What is being asked — Rewrite the listing below with every "eye-icon" changed to "visibility-icon", leaving all other text as it is.

Records to use —
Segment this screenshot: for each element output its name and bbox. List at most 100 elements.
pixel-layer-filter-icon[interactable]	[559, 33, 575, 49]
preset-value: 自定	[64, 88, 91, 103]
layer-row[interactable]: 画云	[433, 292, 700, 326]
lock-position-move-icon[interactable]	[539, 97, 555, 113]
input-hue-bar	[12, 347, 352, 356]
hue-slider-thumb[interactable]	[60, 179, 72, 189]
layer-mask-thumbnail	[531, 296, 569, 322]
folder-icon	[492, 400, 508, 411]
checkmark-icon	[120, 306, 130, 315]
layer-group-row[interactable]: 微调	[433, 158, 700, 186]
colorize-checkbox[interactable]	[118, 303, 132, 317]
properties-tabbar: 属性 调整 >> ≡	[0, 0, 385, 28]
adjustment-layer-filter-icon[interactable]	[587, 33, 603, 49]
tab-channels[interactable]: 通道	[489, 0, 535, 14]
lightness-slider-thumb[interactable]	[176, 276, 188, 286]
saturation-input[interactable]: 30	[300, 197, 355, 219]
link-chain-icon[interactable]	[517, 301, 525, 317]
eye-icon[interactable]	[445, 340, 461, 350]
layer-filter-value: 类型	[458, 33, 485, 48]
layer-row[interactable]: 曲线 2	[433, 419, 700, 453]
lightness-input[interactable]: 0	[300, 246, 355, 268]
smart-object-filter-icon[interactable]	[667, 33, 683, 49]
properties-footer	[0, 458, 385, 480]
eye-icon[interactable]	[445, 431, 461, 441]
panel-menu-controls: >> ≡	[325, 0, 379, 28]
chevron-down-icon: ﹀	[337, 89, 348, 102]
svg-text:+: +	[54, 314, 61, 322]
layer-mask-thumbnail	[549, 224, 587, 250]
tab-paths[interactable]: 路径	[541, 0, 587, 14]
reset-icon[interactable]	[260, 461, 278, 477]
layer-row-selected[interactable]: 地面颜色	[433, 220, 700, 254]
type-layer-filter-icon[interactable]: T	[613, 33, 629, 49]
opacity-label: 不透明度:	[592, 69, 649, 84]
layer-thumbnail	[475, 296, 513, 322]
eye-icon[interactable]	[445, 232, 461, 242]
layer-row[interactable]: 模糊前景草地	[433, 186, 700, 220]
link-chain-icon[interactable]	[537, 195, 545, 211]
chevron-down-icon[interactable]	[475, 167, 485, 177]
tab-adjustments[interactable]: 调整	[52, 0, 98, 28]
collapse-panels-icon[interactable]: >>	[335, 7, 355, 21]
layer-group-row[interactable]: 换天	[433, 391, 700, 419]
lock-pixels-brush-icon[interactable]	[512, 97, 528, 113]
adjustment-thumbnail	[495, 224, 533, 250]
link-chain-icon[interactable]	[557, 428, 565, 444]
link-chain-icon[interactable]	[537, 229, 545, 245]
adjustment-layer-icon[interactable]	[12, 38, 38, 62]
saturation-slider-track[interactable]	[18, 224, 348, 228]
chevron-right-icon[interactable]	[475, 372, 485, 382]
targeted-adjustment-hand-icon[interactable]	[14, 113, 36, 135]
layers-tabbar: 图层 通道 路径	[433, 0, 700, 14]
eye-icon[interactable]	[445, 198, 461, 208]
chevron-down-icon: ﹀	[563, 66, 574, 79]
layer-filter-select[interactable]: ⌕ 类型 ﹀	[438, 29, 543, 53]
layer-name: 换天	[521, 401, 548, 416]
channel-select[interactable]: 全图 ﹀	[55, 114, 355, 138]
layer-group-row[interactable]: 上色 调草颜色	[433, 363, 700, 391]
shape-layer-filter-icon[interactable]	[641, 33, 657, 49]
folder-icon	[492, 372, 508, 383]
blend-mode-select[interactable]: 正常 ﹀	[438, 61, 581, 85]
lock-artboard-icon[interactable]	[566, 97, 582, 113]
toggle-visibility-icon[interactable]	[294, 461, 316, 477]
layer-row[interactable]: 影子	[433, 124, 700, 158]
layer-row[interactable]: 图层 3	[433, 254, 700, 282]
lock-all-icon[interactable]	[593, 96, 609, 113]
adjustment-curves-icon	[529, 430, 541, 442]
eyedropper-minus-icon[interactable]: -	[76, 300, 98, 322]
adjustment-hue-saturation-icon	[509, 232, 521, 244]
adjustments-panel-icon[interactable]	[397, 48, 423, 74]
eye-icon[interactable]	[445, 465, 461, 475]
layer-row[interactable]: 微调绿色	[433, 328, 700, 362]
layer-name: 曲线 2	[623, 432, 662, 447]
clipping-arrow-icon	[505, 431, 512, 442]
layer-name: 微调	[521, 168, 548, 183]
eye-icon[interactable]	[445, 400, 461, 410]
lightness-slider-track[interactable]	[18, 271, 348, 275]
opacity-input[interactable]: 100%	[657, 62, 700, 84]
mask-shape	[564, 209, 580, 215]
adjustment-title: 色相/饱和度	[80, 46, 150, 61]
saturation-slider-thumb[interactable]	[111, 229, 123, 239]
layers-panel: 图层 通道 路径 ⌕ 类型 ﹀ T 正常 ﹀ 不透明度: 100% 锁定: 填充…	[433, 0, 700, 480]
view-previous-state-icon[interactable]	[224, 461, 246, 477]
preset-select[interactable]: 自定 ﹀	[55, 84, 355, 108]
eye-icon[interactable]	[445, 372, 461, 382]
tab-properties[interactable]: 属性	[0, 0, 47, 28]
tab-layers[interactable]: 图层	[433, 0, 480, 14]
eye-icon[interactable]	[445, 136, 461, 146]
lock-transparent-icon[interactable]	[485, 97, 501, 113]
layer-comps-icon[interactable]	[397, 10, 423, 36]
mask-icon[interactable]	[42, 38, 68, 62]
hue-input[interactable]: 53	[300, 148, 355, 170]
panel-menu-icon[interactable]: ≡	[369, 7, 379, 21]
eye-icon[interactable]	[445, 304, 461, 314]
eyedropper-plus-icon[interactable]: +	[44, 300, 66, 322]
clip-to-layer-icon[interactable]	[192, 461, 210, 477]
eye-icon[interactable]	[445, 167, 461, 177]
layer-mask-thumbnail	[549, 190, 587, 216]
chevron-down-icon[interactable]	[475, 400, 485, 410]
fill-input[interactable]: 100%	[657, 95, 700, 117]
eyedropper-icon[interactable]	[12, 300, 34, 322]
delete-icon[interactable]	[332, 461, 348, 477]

Result for this exercise —
Segment this screenshot: for each element output its name and bbox. List at most 100 elements.
pixel-layer-filter-icon[interactable]	[559, 33, 575, 49]
preset-value: 自定	[64, 88, 91, 103]
layer-row[interactable]: 画云	[433, 292, 700, 326]
lock-position-move-icon[interactable]	[539, 97, 555, 113]
input-hue-bar	[12, 347, 352, 356]
hue-slider-thumb[interactable]	[60, 179, 72, 189]
layer-mask-thumbnail	[531, 296, 569, 322]
folder-icon	[492, 400, 508, 411]
checkmark-icon	[120, 306, 130, 315]
layer-group-row[interactable]: 微调	[433, 158, 700, 186]
colorize-checkbox[interactable]	[118, 303, 132, 317]
properties-tabbar: 属性 调整 >> ≡	[0, 0, 385, 28]
adjustment-layer-filter-icon[interactable]	[587, 33, 603, 49]
tab-channels[interactable]: 通道	[489, 0, 535, 14]
lightness-slider-thumb[interactable]	[176, 276, 188, 286]
saturation-input[interactable]: 30	[300, 197, 355, 219]
link-chain-icon[interactable]	[517, 301, 525, 317]
visibility-icon[interactable]	[445, 340, 461, 350]
layer-filter-value: 类型	[458, 33, 485, 48]
layer-row[interactable]: 曲线 2	[433, 419, 700, 453]
lightness-input[interactable]: 0	[300, 246, 355, 268]
smart-object-filter-icon[interactable]	[667, 33, 683, 49]
properties-footer	[0, 458, 385, 480]
visibility-icon[interactable]	[445, 431, 461, 441]
panel-menu-controls: >> ≡	[325, 0, 379, 28]
chevron-down-icon: ﹀	[337, 89, 348, 102]
svg-text:+: +	[54, 314, 61, 322]
layer-mask-thumbnail	[549, 224, 587, 250]
tab-paths[interactable]: 路径	[541, 0, 587, 14]
reset-icon[interactable]	[260, 461, 278, 477]
layer-row-selected[interactable]: 地面颜色	[433, 220, 700, 254]
type-layer-filter-icon[interactable]: T	[613, 33, 629, 49]
opacity-label: 不透明度:	[592, 69, 649, 84]
layer-thumbnail	[475, 296, 513, 322]
visibility-icon[interactable]	[445, 232, 461, 242]
layer-row[interactable]: 模糊前景草地	[433, 186, 700, 220]
link-chain-icon[interactable]	[537, 195, 545, 211]
chevron-down-icon[interactable]	[475, 167, 485, 177]
tab-adjustments[interactable]: 调整	[52, 0, 98, 28]
collapse-panels-icon[interactable]: >>	[335, 7, 355, 21]
layer-group-row[interactable]: 换天	[433, 391, 700, 419]
lock-pixels-brush-icon[interactable]	[512, 97, 528, 113]
adjustment-thumbnail	[495, 224, 533, 250]
link-chain-icon[interactable]	[557, 428, 565, 444]
link-chain-icon[interactable]	[537, 229, 545, 245]
adjustment-layer-icon[interactable]	[12, 38, 38, 62]
saturation-slider-track[interactable]	[18, 224, 348, 228]
chevron-right-icon[interactable]	[475, 372, 485, 382]
targeted-adjustment-hand-icon[interactable]	[14, 113, 36, 135]
layers-tabbar: 图层 通道 路径	[433, 0, 700, 14]
visibility-icon[interactable]	[445, 198, 461, 208]
chevron-down-icon: ﹀	[563, 66, 574, 79]
layer-filter-select[interactable]: ⌕ 类型 ﹀	[438, 29, 543, 53]
layer-name: 换天	[521, 401, 548, 416]
channel-select[interactable]: 全图 ﹀	[55, 114, 355, 138]
layer-group-row[interactable]: 上色 调草颜色	[433, 363, 700, 391]
shape-layer-filter-icon[interactable]	[641, 33, 657, 49]
folder-icon	[492, 372, 508, 383]
blend-mode-select[interactable]: 正常 ﹀	[438, 61, 581, 85]
lock-artboard-icon[interactable]	[566, 97, 582, 113]
toggle-visibility-icon[interactable]	[294, 461, 316, 477]
layer-row[interactable]: 影子	[433, 124, 700, 158]
layer-row[interactable]: 图层 3	[433, 254, 700, 282]
lock-all-icon[interactable]	[593, 96, 609, 113]
adjustment-curves-icon	[529, 430, 541, 442]
eyedropper-minus-icon[interactable]: -	[76, 300, 98, 322]
adjustment-hue-saturation-icon	[509, 232, 521, 244]
adjustments-panel-icon[interactable]	[397, 48, 423, 74]
visibility-icon[interactable]	[445, 465, 461, 475]
layer-row[interactable]: 微调绿色	[433, 328, 700, 362]
layer-name: 曲线 2	[623, 432, 662, 447]
clipping-arrow-icon	[505, 431, 512, 442]
layer-name: 微调	[521, 168, 548, 183]
visibility-icon[interactable]	[445, 400, 461, 410]
lightness-slider-track[interactable]	[18, 271, 348, 275]
opacity-input[interactable]: 100%	[657, 62, 700, 84]
mask-shape	[564, 209, 580, 215]
adjustment-title: 色相/饱和度	[80, 46, 150, 61]
saturation-slider-thumb[interactable]	[111, 229, 123, 239]
layers-panel: 图层 通道 路径 ⌕ 类型 ﹀ T 正常 ﹀ 不透明度: 100% 锁定: 填充…	[433, 0, 700, 480]
view-previous-state-icon[interactable]	[224, 461, 246, 477]
preset-select[interactable]: 自定 ﹀	[55, 84, 355, 108]
visibility-icon[interactable]	[445, 372, 461, 382]
tab-properties[interactable]: 属性	[0, 0, 47, 28]
tab-layers[interactable]: 图层	[433, 0, 480, 14]
visibility-icon[interactable]	[445, 136, 461, 146]
lock-transparent-icon[interactable]	[485, 97, 501, 113]
layer-comps-icon[interactable]	[397, 10, 423, 36]
mask-icon[interactable]	[42, 38, 68, 62]
hue-input[interactable]: 53	[300, 148, 355, 170]
panel-menu-icon[interactable]: ≡	[369, 7, 379, 21]
visibility-icon[interactable]	[445, 304, 461, 314]
eyedropper-plus-icon[interactable]: +	[44, 300, 66, 322]
clip-to-layer-icon[interactable]	[192, 461, 210, 477]
visibility-icon[interactable]	[445, 167, 461, 177]
layer-mask-thumbnail	[549, 190, 587, 216]
chevron-down-icon[interactable]	[475, 400, 485, 410]
fill-input[interactable]: 100%	[657, 95, 700, 117]
eyedropper-icon[interactable]	[12, 300, 34, 322]
delete-icon[interactable]	[332, 461, 348, 477]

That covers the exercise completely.